## EXERCISE PROMPT:
Each of the entries should be retyped precisely as it appears.

________________________________________

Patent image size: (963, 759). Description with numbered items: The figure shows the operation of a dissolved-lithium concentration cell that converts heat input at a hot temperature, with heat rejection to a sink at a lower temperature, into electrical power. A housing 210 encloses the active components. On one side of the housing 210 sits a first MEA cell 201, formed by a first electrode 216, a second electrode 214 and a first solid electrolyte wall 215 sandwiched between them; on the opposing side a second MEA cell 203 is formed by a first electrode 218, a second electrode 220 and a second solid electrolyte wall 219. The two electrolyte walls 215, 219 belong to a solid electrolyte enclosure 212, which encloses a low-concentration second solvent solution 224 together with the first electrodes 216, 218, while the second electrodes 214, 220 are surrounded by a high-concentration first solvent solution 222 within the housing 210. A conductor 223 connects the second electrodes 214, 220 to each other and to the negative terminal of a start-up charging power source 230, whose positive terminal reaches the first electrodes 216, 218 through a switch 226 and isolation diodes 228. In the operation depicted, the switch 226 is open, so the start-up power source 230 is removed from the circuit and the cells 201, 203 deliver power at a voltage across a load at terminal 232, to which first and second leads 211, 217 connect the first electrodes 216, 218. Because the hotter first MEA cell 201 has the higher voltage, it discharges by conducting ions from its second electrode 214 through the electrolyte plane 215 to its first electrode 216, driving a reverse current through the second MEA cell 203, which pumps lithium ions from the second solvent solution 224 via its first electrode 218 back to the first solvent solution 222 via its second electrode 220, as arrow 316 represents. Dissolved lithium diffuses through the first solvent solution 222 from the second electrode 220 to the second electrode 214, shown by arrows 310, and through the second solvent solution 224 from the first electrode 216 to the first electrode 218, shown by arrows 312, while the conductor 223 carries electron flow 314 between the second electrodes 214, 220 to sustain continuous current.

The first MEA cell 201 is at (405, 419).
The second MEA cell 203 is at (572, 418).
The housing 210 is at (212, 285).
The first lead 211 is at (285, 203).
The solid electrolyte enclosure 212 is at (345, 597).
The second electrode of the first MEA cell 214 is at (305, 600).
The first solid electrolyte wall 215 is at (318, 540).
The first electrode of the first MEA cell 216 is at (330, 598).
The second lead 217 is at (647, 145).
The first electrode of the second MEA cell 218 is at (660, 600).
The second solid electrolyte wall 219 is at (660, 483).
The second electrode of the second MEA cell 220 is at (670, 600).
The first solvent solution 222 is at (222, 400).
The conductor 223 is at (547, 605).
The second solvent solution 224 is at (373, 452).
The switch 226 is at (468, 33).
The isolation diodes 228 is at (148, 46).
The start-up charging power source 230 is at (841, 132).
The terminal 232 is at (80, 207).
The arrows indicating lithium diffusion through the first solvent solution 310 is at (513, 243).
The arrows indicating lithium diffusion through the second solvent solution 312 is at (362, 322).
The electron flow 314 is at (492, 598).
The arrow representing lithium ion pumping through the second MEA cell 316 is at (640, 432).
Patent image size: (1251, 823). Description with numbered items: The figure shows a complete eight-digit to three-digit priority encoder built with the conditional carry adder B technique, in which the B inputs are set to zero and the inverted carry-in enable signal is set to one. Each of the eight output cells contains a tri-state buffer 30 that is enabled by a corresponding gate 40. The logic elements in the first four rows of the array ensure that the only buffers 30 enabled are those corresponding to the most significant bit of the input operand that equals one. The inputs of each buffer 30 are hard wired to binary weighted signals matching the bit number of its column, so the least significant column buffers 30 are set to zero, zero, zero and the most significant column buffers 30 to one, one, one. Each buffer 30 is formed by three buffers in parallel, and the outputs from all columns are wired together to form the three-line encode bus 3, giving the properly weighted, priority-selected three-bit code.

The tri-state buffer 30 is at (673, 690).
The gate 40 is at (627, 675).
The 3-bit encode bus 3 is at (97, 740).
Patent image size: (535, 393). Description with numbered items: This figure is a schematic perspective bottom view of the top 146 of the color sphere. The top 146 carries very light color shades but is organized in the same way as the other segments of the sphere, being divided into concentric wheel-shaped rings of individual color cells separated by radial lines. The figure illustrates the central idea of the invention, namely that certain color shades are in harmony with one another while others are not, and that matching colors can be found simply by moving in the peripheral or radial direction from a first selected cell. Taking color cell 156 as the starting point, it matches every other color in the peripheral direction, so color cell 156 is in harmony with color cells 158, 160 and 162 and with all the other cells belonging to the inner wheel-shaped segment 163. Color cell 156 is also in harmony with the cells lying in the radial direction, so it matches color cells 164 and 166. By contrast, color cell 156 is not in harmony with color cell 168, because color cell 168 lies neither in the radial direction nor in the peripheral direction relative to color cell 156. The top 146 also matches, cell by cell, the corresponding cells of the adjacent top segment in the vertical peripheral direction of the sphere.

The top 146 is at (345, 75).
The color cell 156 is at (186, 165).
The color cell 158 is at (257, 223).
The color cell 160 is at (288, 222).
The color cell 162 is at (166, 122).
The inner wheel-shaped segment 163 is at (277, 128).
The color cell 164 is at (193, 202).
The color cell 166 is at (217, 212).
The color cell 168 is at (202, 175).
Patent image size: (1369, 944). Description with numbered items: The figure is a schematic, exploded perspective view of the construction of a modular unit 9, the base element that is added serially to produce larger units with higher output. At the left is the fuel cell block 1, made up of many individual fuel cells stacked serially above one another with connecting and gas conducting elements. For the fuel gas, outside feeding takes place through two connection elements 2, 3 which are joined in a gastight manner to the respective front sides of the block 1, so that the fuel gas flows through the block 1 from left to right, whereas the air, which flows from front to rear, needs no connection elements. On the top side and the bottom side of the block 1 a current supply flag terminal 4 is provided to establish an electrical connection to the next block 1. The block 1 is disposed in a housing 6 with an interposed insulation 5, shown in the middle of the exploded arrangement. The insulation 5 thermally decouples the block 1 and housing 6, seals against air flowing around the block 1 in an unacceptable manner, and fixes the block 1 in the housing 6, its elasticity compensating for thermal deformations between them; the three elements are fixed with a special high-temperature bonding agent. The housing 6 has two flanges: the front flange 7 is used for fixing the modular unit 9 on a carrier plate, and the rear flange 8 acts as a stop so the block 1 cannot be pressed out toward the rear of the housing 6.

________________________________________

## WRITTEN SOLUTION:
Patent image size: (963, 759). Description with numbered items: The figure shows the operation of a dissolved-lithium concentration cell that converts heat input at a hot temperature, with heat rejection to a sink at a lower temperature, into electrical power. A housing 210 encloses the active components. On one side of the housing 210 sits a first MEA cell 201, formed by a first electrode 216, a second electrode 214 and a first solid electrolyte wall 215 sandwiched between them; on the opposing side a second MEA cell 203 is formed by a first electrode 218, a second electrode 220 and a second solid electrolyte wall 219. The two electrolyte walls 215, 219 belong to a solid electrolyte enclosure 212, which encloses a low-concentration second solvent solution 224 together with the first electrodes 216, 218, while the second electrodes 214, 220 are surrounded by a high-concentration first solvent solution 222 within the housing 210. A conductor 223 connects the second electrodes 214, 220 to each other and to the negative terminal of a start-up charging power source 230, whose positive terminal reaches the first electrodes 216, 218 through a switch 226 and isolation diodes 228. In the operation depicted, the switch 226 is open, so the start-up power source 230 is removed from the circuit and the cells 201, 203 deliver power at a voltage across a load at terminal 232, to which first and second leads 211, 217 connect the first electrodes 216, 218. Because the hotter first MEA cell 201 has the higher voltage, it discharges by conducting ions from its second electrode 214 through the electrolyte plane 215 to its first electrode 216, driving a reverse current through the second MEA cell 203, which pumps lithium ions from the second solvent solution 224 via its first electrode 218 back to the first solvent solution 222 via its second electrode 220, as arrow 316 represents. Dissolved lithium diffuses through the first solvent solution 222 from the second electrode 220 to the second electrode 214, shown by arrows 310, and through the second solvent solution 224 from the first electrode 216 to the first electrode 218, shown by arrows 312, while the conductor 223 carries electron flow 314 between the second electrodes 214, 220 to sustain continuous current.

The first MEA cell 201 is at (405, 419).
The second MEA cell 203 is at (572, 418).
The housing 210 is at (212, 285).
The first lead 211 is at (285, 203).
The solid electrolyte enclosure 212 is at (345, 597).
The second electrode of the first MEA cell 214 is at (305, 600).
The first solid electrolyte wall 215 is at (318, 540).
The first electrode of the first MEA cell 216 is at (330, 598).
The second lead 217 is at (647, 145).
The first electrode of the second MEA cell 218 is at (660, 600).
The second solid electrolyte wall 219 is at (660, 483).
The second electrode of the second MEA cell 220 is at (670, 600).
The first solvent solution 222 is at (222, 400).
The conductor 223 is at (547, 605).
The second solvent solution 224 is at (373, 452).
The switch 226 is at (468, 33).
The isolation diodes 228 is at (148, 46).
The start-up charging power source 230 is at (841, 132).
The terminal 232 is at (80, 207).
The arrows indicating lithium diffusion through the first solvent solution 310 is at (513, 243).
The arrows indicating lithium diffusion through the second solvent solution 312 is at (362, 322).
The electron flow 314 is at (492, 598).
The arrow representing lithium ion pumping through the second MEA cell 316 is at (640, 432).
Patent image size: (1251, 823). Description with numbered items: The figure shows a complete eight-digit to three-digit priority encoder built with the conditional carry adder B technique, in which the B inputs are set to zero and the inverted carry-in enable signal is set to one. Each of the eight output cells contains a tri-state buffer 30 that is enabled by a corresponding gate 40. The logic elements in the first four rows of the array ensure that the only buffers 30 enabled are those corresponding to the most significant bit of the input operand that equals one. The inputs of each buffer 30 are hard wired to binary weighted signals matching the bit number of its column, so the least significant column buffers 30 are set to zero, zero, zero and the most significant column buffers 30 to one, one, one. Each buffer 30 is formed by three buffers in parallel, and the outputs from all columns are wired together to form the three-line encode bus 3, giving the properly weighted, priority-selected three-bit code.

The tri-state buffer 30 is at (673, 690).
The gate 40 is at (627, 675).
The 3-bit encode bus 3 is at (97, 740).
Patent image size: (535, 393). Description with numbered items: This figure is a schematic perspective bottom view of the top 146 of the color sphere. The top 146 carries very light color shades but is organized in the same way as the other segments of the sphere, being divided into concentric wheel-shaped rings of individual color cells separated by radial lines. The figure illustrates the central idea of the invention, namely that certain color shades are in harmony with one another while others are not, and that matching colors can be found simply by moving in the peripheral or radial direction from a first selected cell. Taking color cell 156 as the starting point, it matches every other color in the peripheral direction, so color cell 156 is in harmony with color cells 158, 160 and 162 and with all the other cells belonging to the inner wheel-shaped segment 163. Color cell 156 is also in harmony with the cells lying in the radial direction, so it matches color cells 164 and 166. By contrast, color cell 156 is not in harmony with color cell 168, because color cell 168 lies neither in the radial direction nor in the peripheral direction relative to color cell 156. The top 146 also matches, cell by cell, the corresponding cells of the adjacent top segment in the vertical peripheral direction of the sphere.

The top 146 is at (345, 75).
The color cell 156 is at (186, 165).
The color cell 158 is at (257, 223).
The color cell 160 is at (288, 222).
The color cell 162 is at (166, 122).
The inner wheel-shaped segment 163 is at (277, 128).
The color cell 164 is at (193, 202).
The color cell 166 is at (217, 212).
The color cell 168 is at (202, 175).
Patent image size: (1369, 944). Description with numbered items: The figure is a schematic, exploded perspective view of the construction of a modular unit 9, the base element that is added serially to produce larger units with higher output. At the left is the fuel cell block 1, made up of many individual fuel cells stacked serially above one another with connecting and gas conducting elements. For the fuel gas, outside feeding takes place through two connection elements 2, 3 which are joined in a gastight manner to the respective front sides of the block 1, so that the fuel gas flows through the block 1 from left to right, whereas the air, which flows from front to rear, needs no connection elements. On the top side and the bottom side of the block 1 a current supply flag terminal 4 is provided to establish an electrical connection to the next block 1. The block 1 is disposed in a housing 6 with an interposed insulation 5, shown in the middle of the exploded arrangement. The insulation 5 thermally decouples the block 1 and housing 6, seals against air flowing around the block 1 in an unacceptable manner, and fixes the block 1 in the housing 6, its elasticity compensating for thermal deformations between them; the three elements are fixed with a special high-temperature bonding agent. The housing 6 has two flanges: the front flange 7 is used for fixing the modular unit 9 on a carrier plate, and the rear flange 8 acts as a stop so the block 1 cannot be pressed out toward the rear of the housing 6.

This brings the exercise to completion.